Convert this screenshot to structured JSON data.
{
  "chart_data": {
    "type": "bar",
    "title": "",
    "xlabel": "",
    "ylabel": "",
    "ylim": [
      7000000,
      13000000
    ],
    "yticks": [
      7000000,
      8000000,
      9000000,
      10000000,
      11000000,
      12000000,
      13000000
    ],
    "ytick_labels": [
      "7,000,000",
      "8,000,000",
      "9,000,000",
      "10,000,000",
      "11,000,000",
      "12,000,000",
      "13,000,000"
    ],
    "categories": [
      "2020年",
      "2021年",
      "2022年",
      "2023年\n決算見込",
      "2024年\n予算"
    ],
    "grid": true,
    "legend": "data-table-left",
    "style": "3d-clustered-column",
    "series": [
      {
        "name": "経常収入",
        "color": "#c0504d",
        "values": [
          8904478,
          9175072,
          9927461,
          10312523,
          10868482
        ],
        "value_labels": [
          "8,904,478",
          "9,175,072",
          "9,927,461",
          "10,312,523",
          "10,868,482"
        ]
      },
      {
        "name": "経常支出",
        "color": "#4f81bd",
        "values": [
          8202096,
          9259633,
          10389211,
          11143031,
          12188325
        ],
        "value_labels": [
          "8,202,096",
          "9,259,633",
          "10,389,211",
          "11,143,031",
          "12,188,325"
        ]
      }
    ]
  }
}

◇ ◇ ◇ ◇ ◇

■ Work to do:
Copy out each line exactly as written.

■ Solution to this task:
Convert this screenshot to structured JSON data.
{
  "chart_data": {
    "type": "bar",
    "title": "",
    "xlabel": "",
    "ylabel": "",
    "ylim": [
      7000000,
      13000000
    ],
    "yticks": [
      7000000,
      8000000,
      9000000,
      10000000,
      11000000,
      12000000,
      13000000
    ],
    "ytick_labels": [
      "7,000,000",
      "8,000,000",
      "9,000,000",
      "10,000,000",
      "11,000,000",
      "12,000,000",
      "13,000,000"
    ],
    "categories": [
      "2020年",
      "2021年",
      "2022年",
      "2023年\n決算見込",
      "2024年\n予算"
    ],
    "grid": true,
    "legend": "data-table-left",
    "style": "3d-clustered-column",
    "series": [
      {
        "name": "経常収入",
        "color": "#c0504d",
        "values": [
          8904478,
          9175072,
          9927461,
          10312523,
          10868482
        ],
        "value_labels": [
          "8,904,478",
          "9,175,072",
          "9,927,461",
          "10,312,523",
          "10,868,482"
        ]
      },
      {
        "name": "経常支出",
        "color": "#4f81bd",
        "values": [
          8202096,
          9259633,
          10389211,
          11143031,
          12188325
        ],
        "value_labels": [
          "8,202,096",
          "9,259,633",
          "10,389,211",
          "11,143,031",
          "12,188,325"
        ]
      }
    ]
  }
}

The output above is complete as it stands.